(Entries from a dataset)
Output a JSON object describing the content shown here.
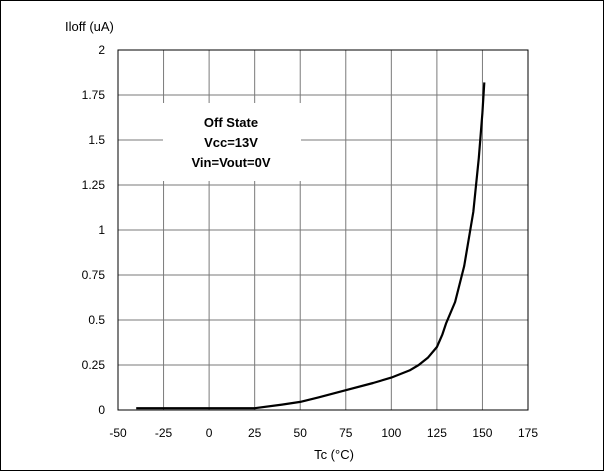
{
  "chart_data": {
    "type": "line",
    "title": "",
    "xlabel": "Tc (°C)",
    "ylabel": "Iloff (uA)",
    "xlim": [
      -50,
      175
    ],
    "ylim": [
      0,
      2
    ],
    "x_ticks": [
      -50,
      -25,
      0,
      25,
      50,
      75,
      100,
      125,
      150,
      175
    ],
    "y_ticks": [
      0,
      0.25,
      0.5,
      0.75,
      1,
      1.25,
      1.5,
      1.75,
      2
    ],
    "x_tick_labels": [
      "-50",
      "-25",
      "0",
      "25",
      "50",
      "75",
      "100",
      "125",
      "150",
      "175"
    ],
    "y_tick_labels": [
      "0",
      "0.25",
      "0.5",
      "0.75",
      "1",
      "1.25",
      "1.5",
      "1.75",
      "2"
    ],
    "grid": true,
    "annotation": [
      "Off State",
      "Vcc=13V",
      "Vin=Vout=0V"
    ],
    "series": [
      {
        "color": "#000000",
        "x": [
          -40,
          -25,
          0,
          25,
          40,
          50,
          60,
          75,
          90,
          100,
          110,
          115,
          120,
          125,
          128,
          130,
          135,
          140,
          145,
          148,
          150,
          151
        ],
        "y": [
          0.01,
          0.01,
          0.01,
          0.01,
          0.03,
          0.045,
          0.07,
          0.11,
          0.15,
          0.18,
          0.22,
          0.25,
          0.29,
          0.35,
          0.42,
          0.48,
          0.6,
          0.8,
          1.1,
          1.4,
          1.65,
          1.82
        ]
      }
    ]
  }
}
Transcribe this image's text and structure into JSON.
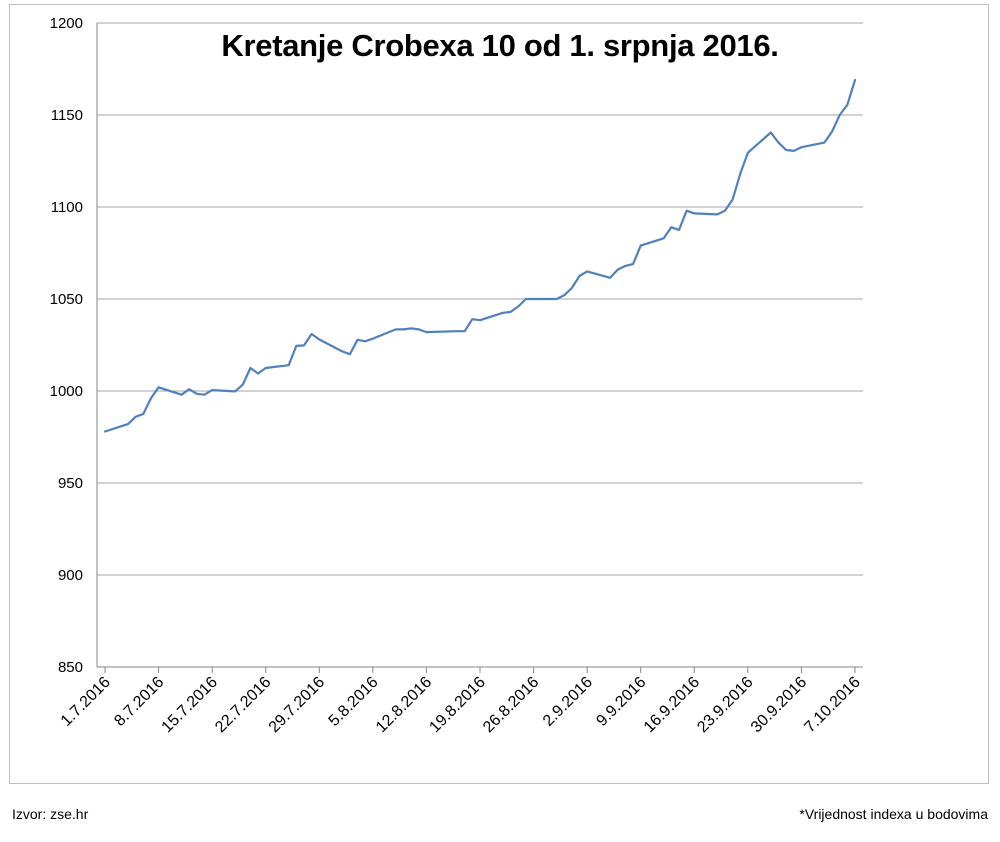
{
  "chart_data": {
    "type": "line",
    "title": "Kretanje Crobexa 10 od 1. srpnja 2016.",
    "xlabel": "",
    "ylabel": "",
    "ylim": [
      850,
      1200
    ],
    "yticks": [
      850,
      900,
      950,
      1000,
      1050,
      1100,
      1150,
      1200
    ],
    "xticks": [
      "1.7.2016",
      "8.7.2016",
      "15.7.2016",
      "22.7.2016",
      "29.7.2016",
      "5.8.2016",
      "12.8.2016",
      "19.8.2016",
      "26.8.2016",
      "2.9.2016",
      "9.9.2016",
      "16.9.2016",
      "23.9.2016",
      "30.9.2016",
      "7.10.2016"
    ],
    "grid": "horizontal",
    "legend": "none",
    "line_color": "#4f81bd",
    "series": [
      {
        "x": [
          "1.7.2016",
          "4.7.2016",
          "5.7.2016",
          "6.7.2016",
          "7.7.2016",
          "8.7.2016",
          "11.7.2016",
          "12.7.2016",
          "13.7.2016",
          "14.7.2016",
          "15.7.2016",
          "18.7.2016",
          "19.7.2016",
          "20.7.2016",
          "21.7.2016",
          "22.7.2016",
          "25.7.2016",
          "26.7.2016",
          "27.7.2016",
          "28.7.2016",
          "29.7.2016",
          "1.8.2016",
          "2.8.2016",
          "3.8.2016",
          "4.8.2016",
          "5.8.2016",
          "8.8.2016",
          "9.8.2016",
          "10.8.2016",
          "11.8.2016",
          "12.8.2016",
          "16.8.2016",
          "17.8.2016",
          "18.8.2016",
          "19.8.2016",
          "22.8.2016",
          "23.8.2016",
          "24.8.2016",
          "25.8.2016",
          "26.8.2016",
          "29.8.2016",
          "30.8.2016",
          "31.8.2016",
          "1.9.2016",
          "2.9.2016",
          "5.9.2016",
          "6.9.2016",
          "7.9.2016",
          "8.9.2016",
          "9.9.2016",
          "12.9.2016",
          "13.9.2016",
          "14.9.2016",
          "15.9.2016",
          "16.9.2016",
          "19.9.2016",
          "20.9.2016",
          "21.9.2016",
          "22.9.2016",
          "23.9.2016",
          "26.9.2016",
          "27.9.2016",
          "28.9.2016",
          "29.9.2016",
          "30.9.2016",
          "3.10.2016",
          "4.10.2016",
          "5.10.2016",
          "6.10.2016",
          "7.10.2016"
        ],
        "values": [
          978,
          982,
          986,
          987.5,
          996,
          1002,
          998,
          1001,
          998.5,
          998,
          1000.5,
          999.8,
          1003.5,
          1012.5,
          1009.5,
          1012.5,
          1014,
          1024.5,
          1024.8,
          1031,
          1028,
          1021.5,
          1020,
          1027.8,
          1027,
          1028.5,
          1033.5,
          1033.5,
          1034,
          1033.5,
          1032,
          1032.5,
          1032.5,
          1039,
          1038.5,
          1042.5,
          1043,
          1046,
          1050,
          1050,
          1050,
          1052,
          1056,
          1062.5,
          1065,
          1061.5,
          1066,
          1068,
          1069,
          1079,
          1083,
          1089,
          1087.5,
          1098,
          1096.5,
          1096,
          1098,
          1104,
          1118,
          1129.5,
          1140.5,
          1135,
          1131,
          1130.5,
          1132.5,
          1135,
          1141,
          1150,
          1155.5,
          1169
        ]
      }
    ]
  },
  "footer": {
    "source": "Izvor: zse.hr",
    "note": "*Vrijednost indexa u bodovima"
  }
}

What the task requires
Reproduce all of the material exactly, apart from the pictures.

Expected output
Output a JSON object describing the content shown here.
{
  "chart_data": {
    "type": "line",
    "title": "",
    "xlabel": "Tc (°C)",
    "ylabel": "Iloff (uA)",
    "xlim": [
      -50,
      175
    ],
    "ylim": [
      0,
      2
    ],
    "x_ticks": [
      -50,
      -25,
      0,
      25,
      50,
      75,
      100,
      125,
      150,
      175
    ],
    "y_ticks": [
      0,
      0.25,
      0.5,
      0.75,
      1,
      1.25,
      1.5,
      1.75,
      2
    ],
    "x_tick_labels": [
      "-50",
      "-25",
      "0",
      "25",
      "50",
      "75",
      "100",
      "125",
      "150",
      "175"
    ],
    "y_tick_labels": [
      "0",
      "0.25",
      "0.5",
      "0.75",
      "1",
      "1.25",
      "1.5",
      "1.75",
      "2"
    ],
    "grid": true,
    "annotation": [
      "Off State",
      "Vcc=13V",
      "Vin=Vout=0V"
    ],
    "series": [
      {
        "color": "#000000",
        "x": [
          -40,
          -25,
          0,
          25,
          40,
          50,
          60,
          75,
          90,
          100,
          110,
          115,
          120,
          125,
          128,
          130,
          135,
          140,
          145,
          148,
          150,
          151
        ],
        "y": [
          0.01,
          0.01,
          0.01,
          0.01,
          0.03,
          0.045,
          0.07,
          0.11,
          0.15,
          0.18,
          0.22,
          0.25,
          0.29,
          0.35,
          0.42,
          0.48,
          0.6,
          0.8,
          1.1,
          1.4,
          1.65,
          1.82
        ]
      }
    ]
  }
}
Transcribe this image's text and structure into JSON.
{
  "chart_data": {
    "type": "line",
    "title": "Kretanje Crobexa 10 od 1. srpnja 2016.",
    "xlabel": "",
    "ylabel": "",
    "ylim": [
      850,
      1200
    ],
    "yticks": [
      850,
      900,
      950,
      1000,
      1050,
      1100,
      1150,
      1200
    ],
    "xticks": [
      "1.7.2016",
      "8.7.2016",
      "15.7.2016",
      "22.7.2016",
      "29.7.2016",
      "5.8.2016",
      "12.8.2016",
      "19.8.2016",
      "26.8.2016",
      "2.9.2016",
      "9.9.2016",
      "16.9.2016",
      "23.9.2016",
      "30.9.2016",
      "7.10.2016"
    ],
    "grid": "horizontal",
    "legend": "none",
    "line_color": "#4f81bd",
    "series": [
      {
        "x": [
          "1.7.2016",
          "4.7.2016",
          "5.7.2016",
          "6.7.2016",
          "7.7.2016",
          "8.7.2016",
          "11.7.2016",
          "12.7.2016",
          "13.7.2016",
          "14.7.2016",
          "15.7.2016",
          "18.7.2016",
          "19.7.2016",
          "20.7.2016",
          "21.7.2016",
          "22.7.2016",
          "25.7.2016",
          "26.7.2016",
          "27.7.2016",
          "28.7.2016",
          "29.7.2016",
          "1.8.2016",
          "2.8.2016",
          "3.8.2016",
          "4.8.2016",
          "5.8.2016",
          "8.8.2016",
          "9.8.2016",
          "10.8.2016",
          "11.8.2016",
          "12.8.2016",
          "16.8.2016",
          "17.8.2016",
          "18.8.2016",
          "19.8.2016",
          "22.8.2016",
          "23.8.2016",
          "24.8.2016",
          "25.8.2016",
          "26.8.2016",
          "29.8.2016",
          "30.8.2016",
          "31.8.2016",
          "1.9.2016",
          "2.9.2016",
          "5.9.2016",
          "6.9.2016",
          "7.9.2016",
          "8.9.2016",
          "9.9.2016",
          "12.9.2016",
          "13.9.2016",
          "14.9.2016",
          "15.9.2016",
          "16.9.2016",
          "19.9.2016",
          "20.9.2016",
          "21.9.2016",
          "22.9.2016",
          "23.9.2016",
          "26.9.2016",
          "27.9.2016",
          "28.9.2016",
          "29.9.2016",
          "30.9.2016",
          "3.10.2016",
          "4.10.2016",
          "5.10.2016",
          "6.10.2016",
          "7.10.2016"
        ],
        "values": [
          978,
          982,
          986,
          987.5,
          996,
          1002,
          998,
          1001,
          998.5,
          998,
          1000.5,
          999.8,
          1003.5,
          1012.5,
          1009.5,
          1012.5,
          1014,
          1024.5,
          1024.8,
          1031,
          1028,
          1021.5,
          1020,
          1027.8,
          1027,
          1028.5,
          1033.5,
          1033.5,
          1034,
          1033.5,
          1032,
          1032.5,
          1032.5,
          1039,
          1038.5,
          1042.5,
          1043,
          1046,
          1050,
          1050,
          1050,
          1052,
          1056,
          1062.5,
          1065,
          1061.5,
          1066,
          1068,
          1069,
          1079,
          1083,
          1089,
          1087.5,
          1098,
          1096.5,
          1096,
          1098,
          1104,
          1118,
          1129.5,
          1140.5,
          1135,
          1131,
          1130.5,
          1132.5,
          1135,
          1141,
          1150,
          1155.5,
          1169
        ]
      }
    ]
  },
  "footer": {
    "source": "Izvor: zse.hr",
    "note": "*Vrijednost indexa u bodovima"
  }
}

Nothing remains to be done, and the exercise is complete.